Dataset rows
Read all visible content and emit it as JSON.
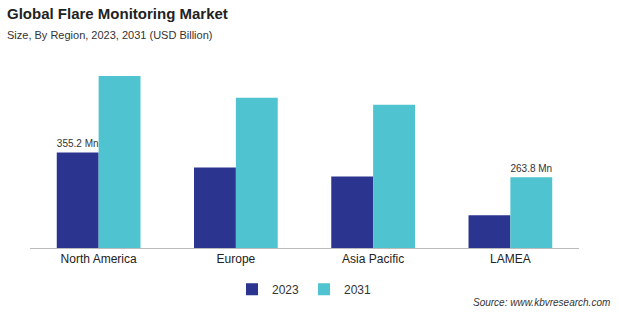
{
  "chart_data": {
    "type": "bar",
    "title": "Global Flare Monitoring Market",
    "subtitle": "Size, By Region, 2023, 2031 (USD Billion)",
    "categories": [
      "North America",
      "Europe",
      "Asia Pacific",
      "LAMEA"
    ],
    "series": [
      {
        "name": "2023",
        "color": "#2b3590",
        "values": [
          355.2,
          300,
          266,
          122
        ],
        "value_labels": [
          "355.2 Mn",
          null,
          null,
          null
        ]
      },
      {
        "name": "2031",
        "color": "#4fc3cf",
        "values": [
          640,
          559,
          533,
          263.8
        ],
        "value_labels": [
          null,
          null,
          null,
          "263.8 Mn"
        ]
      }
    ],
    "ylim": [
      0,
      700
    ],
    "grid": false,
    "legend": "bottom",
    "data_labels": true,
    "tick_labels": "x",
    "annotations": [
      "Source: www.kbvresearch.com"
    ]
  }
}
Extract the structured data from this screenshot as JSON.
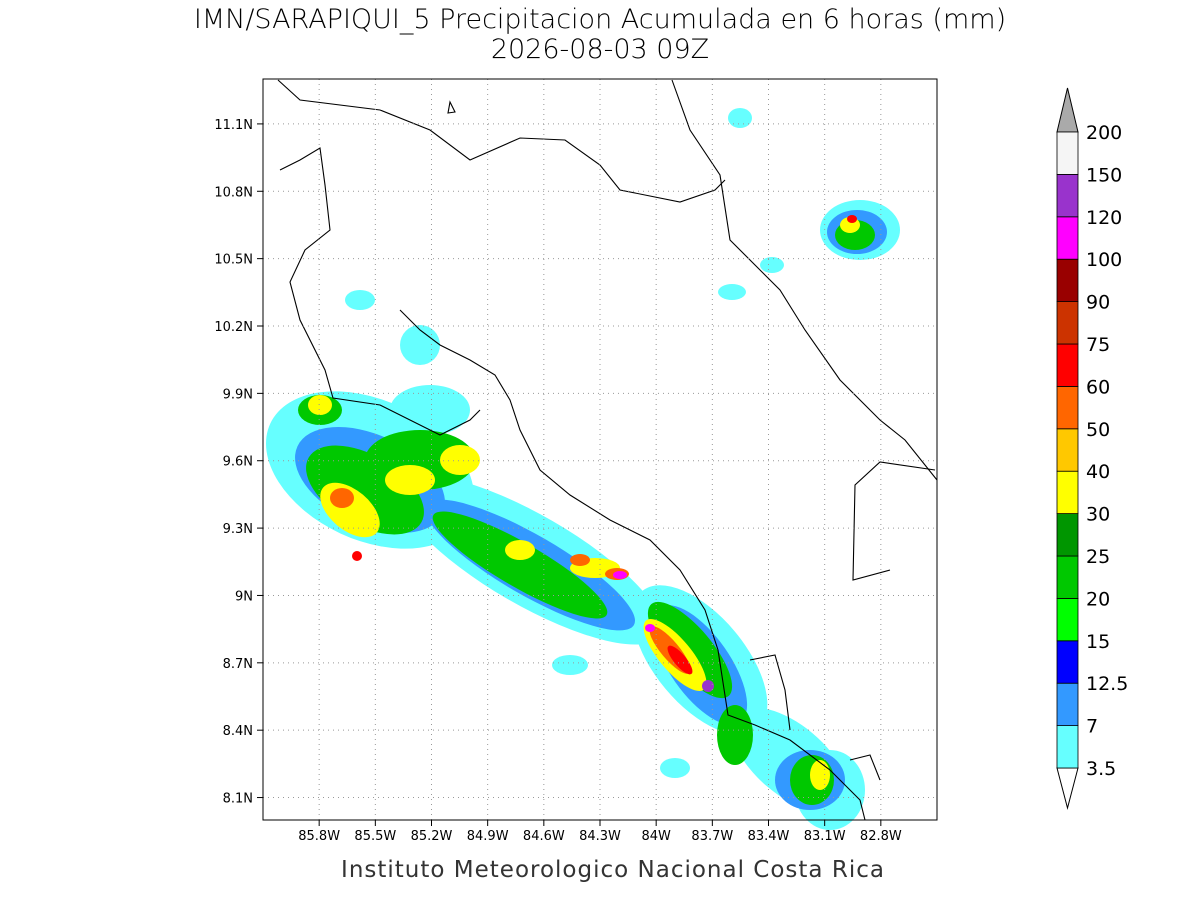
{
  "title": "IMN/SARAPIQUI_5 Precipitacion Acumulada en 6 horas (mm)",
  "subtitle": "2026-08-03 09Z",
  "footer": "Instituto Meteorologico Nacional Costa Rica",
  "map": {
    "lon_range": [
      -86.1,
      -82.5
    ],
    "lat_range": [
      8.0,
      11.3
    ],
    "grid": true,
    "xticks": [
      {
        "value": -85.8,
        "label": "85.8W"
      },
      {
        "value": -85.5,
        "label": "85.5W"
      },
      {
        "value": -85.2,
        "label": "85.2W"
      },
      {
        "value": -84.9,
        "label": "84.9W"
      },
      {
        "value": -84.6,
        "label": "84.6W"
      },
      {
        "value": -84.3,
        "label": "84.3W"
      },
      {
        "value": -84,
        "label": "84W"
      },
      {
        "value": -83.7,
        "label": "83.7W"
      },
      {
        "value": -83.4,
        "label": "83.4W"
      },
      {
        "value": -83.1,
        "label": "83.1W"
      },
      {
        "value": -82.8,
        "label": "82.8W"
      }
    ],
    "yticks": [
      {
        "value": 8.1,
        "label": "8.1N"
      },
      {
        "value": 8.4,
        "label": "8.4N"
      },
      {
        "value": 8.7,
        "label": "8.7N"
      },
      {
        "value": 9,
        "label": "9N"
      },
      {
        "value": 9.3,
        "label": "9.3N"
      },
      {
        "value": 9.6,
        "label": "9.6N"
      },
      {
        "value": 9.9,
        "label": "9.9N"
      },
      {
        "value": 10.2,
        "label": "10.2N"
      },
      {
        "value": 10.5,
        "label": "10.5N"
      },
      {
        "value": 10.8,
        "label": "10.8N"
      },
      {
        "value": 11.1,
        "label": "11.1N"
      }
    ]
  },
  "colorbar": {
    "levels": [
      3.5,
      7,
      12.5,
      15,
      20,
      25,
      30,
      40,
      50,
      60,
      75,
      90,
      100,
      120,
      150,
      200
    ],
    "colors": [
      "#66ffff",
      "#3399ff",
      "#0000ff",
      "#00ff00",
      "#00c800",
      "#009600",
      "#ffff00",
      "#ffc800",
      "#ff6600",
      "#ff0000",
      "#cc3300",
      "#990000",
      "#ff00ff",
      "#9933cc",
      "#f5f5f5"
    ],
    "under_color": "#ffffff",
    "over_color": "#aaaaaa"
  }
}
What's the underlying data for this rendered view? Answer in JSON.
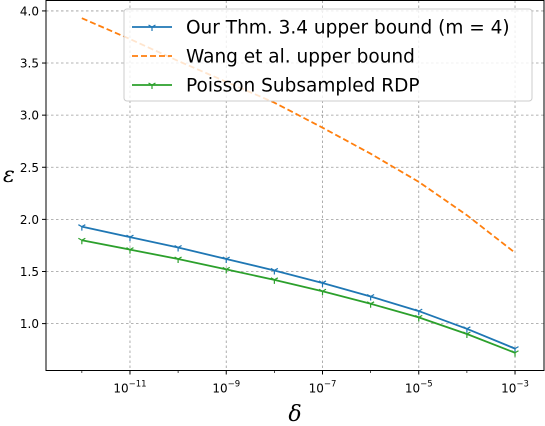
{
  "chart_data": {
    "type": "line",
    "xlabel": "δ",
    "ylabel": "ε",
    "x_scale": "log",
    "x": [
      1e-12,
      1e-11,
      1e-10,
      1e-09,
      1e-08,
      1e-07,
      1e-06,
      1e-05,
      0.0001,
      0.001
    ],
    "xlim": [
      1.8e-13,
      0.004
    ],
    "ylim": [
      0.55,
      4.1
    ],
    "x_ticks": [
      1e-11,
      1e-09,
      1e-07,
      1e-05,
      0.001
    ],
    "x_tick_labels": [
      {
        "base": "10",
        "exp": "−11"
      },
      {
        "base": "10",
        "exp": "−9"
      },
      {
        "base": "10",
        "exp": "−7"
      },
      {
        "base": "10",
        "exp": "−5"
      },
      {
        "base": "10",
        "exp": "−3"
      }
    ],
    "y_ticks": [
      1.0,
      1.5,
      2.0,
      2.5,
      3.0,
      3.5,
      4.0
    ],
    "y_tick_labels": [
      "1.0",
      "1.5",
      "2.0",
      "2.5",
      "3.0",
      "3.5",
      "4.0"
    ],
    "grid": true,
    "legend_position": "top-right",
    "series": [
      {
        "name": "Our Thm. 3.4 upper bound (m = 4)",
        "color": "#1f77b4",
        "style": "solid",
        "marker": "tri-down",
        "values": [
          1.93,
          1.83,
          1.73,
          1.62,
          1.51,
          1.39,
          1.26,
          1.12,
          0.95,
          0.76
        ]
      },
      {
        "name": "Wang et al. upper bound",
        "color": "#ff7f0e",
        "style": "dashed",
        "marker": "none",
        "values": [
          3.93,
          3.73,
          3.52,
          3.32,
          3.12,
          2.88,
          2.63,
          2.36,
          2.04,
          1.68
        ]
      },
      {
        "name": "Poisson Subsampled RDP",
        "color": "#2ca02c",
        "style": "solid",
        "marker": "tri-down",
        "values": [
          1.8,
          1.71,
          1.62,
          1.52,
          1.42,
          1.31,
          1.19,
          1.06,
          0.9,
          0.72
        ]
      }
    ]
  }
}
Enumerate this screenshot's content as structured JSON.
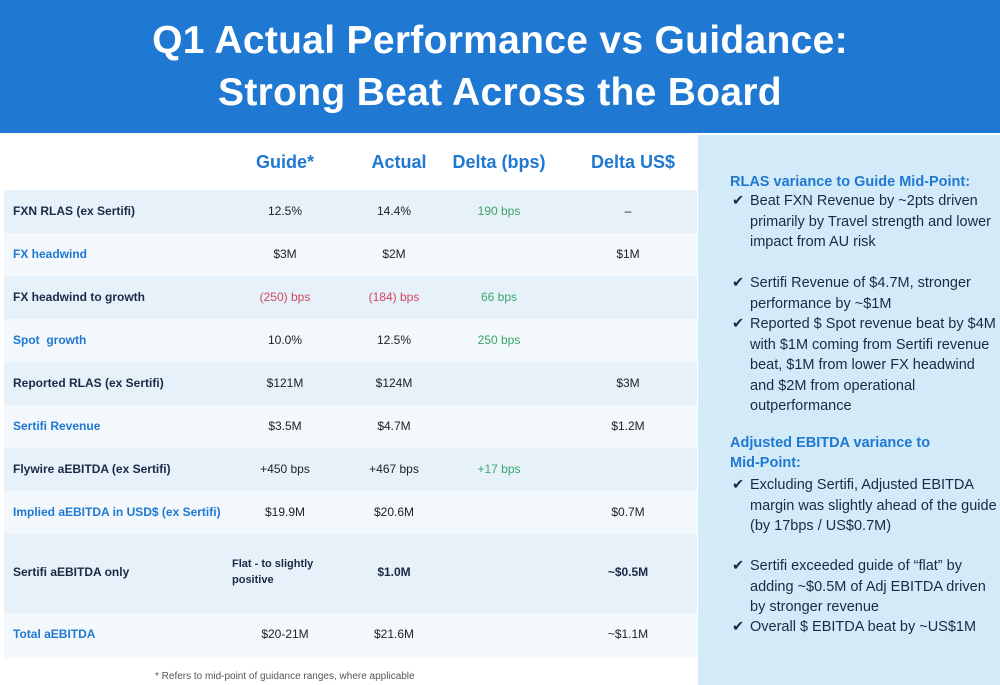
{
  "header": {
    "title_line1": "Q1 Actual Performance vs Guidance:",
    "title_line2": "Strong Beat Across the Board"
  },
  "table": {
    "columns": [
      "Guide*",
      "Actual",
      "Delta (bps)",
      "Delta US$"
    ],
    "rows": [
      {
        "label": "FXN RLAS (ex Sertifi)",
        "guide": "12.5%",
        "actual": "14.4%",
        "delta_bps": "190 bps",
        "delta_usd": "–"
      },
      {
        "label": "FX headwind",
        "guide": "$3M",
        "actual": "$2M",
        "delta_bps": "",
        "delta_usd": "$1M"
      },
      {
        "label": "FX headwind to growth",
        "guide": "(250) bps",
        "actual": "(184) bps",
        "delta_bps": "66 bps",
        "delta_usd": ""
      },
      {
        "label": "Spot  growth",
        "guide": "10.0%",
        "actual": "12.5%",
        "delta_bps": "250 bps",
        "delta_usd": ""
      },
      {
        "label": "Reported RLAS (ex Sertifi)",
        "guide": "$121M",
        "actual": "$124M",
        "delta_bps": "",
        "delta_usd": "$3M"
      },
      {
        "label": "Sertifi Revenue",
        "guide": "$3.5M",
        "actual": "$4.7M",
        "delta_bps": "",
        "delta_usd": "$1.2M"
      },
      {
        "label": "Flywire aEBITDA (ex Sertifi)",
        "guide": "+450 bps",
        "actual": "+467 bps",
        "delta_bps": "+17 bps",
        "delta_usd": ""
      },
      {
        "label": "Implied aEBITDA in USD$ (ex Sertifi)",
        "guide": "$19.9M",
        "actual": "$20.6M",
        "delta_bps": "",
        "delta_usd": "$0.7M"
      },
      {
        "label": "Sertifi aEBITDA only",
        "guide_line1": "Flat - to slightly",
        "guide_line2": "positive",
        "actual": "$1.0M",
        "delta_bps": "",
        "delta_usd": "~$0.5M"
      },
      {
        "label": "Total aEBITDA",
        "guide": "$20-21M",
        "actual": "$21.6M",
        "delta_bps": "",
        "delta_usd": "~$1.1M"
      }
    ],
    "footnote": "* Refers to mid-point of guidance ranges, where applicable"
  },
  "side": {
    "section1_title": "RLAS variance to Guide Mid-Point:",
    "section1_bullets": [
      "Beat FXN Revenue by ~2pts driven primarily by Travel strength and lower impact from AU risk",
      "Sertifi Revenue of $4.7M, stronger performance by ~$1M",
      "Reported $ Spot revenue beat by $4M with $1M coming from Sertifi revenue beat, $1M from lower FX headwind and $2M from operational outperformance"
    ],
    "section2_title_line1": "Adjusted EBITDA variance to",
    "section2_title_line2": "Mid-Point:",
    "section2_bullets": [
      "Excluding Sertifi, Adjusted EBITDA margin was slightly ahead of the guide (by 17bps / US$0.7M)",
      "Sertifi exceeded guide of “flat” by adding ~$0.5M of Adj EBITDA driven by stronger revenue",
      "Overall $ EBITDA beat by ~US$1M"
    ],
    "tick_glyph": "✔"
  },
  "colors": {
    "accent": "#1f78d1",
    "positive": "#3aa66a",
    "negative": "#d1465f",
    "panel": "#d3ebf8"
  }
}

▶ _TO BE DONE_:
Locate the lines above that contain "bound" and copy them.

▶ _SOLUTION TO THE EXERCISE_:
        "name": "Our Thm. 3.4 upper bound (m = 4)",
        "name": "Wang et al. upper bound",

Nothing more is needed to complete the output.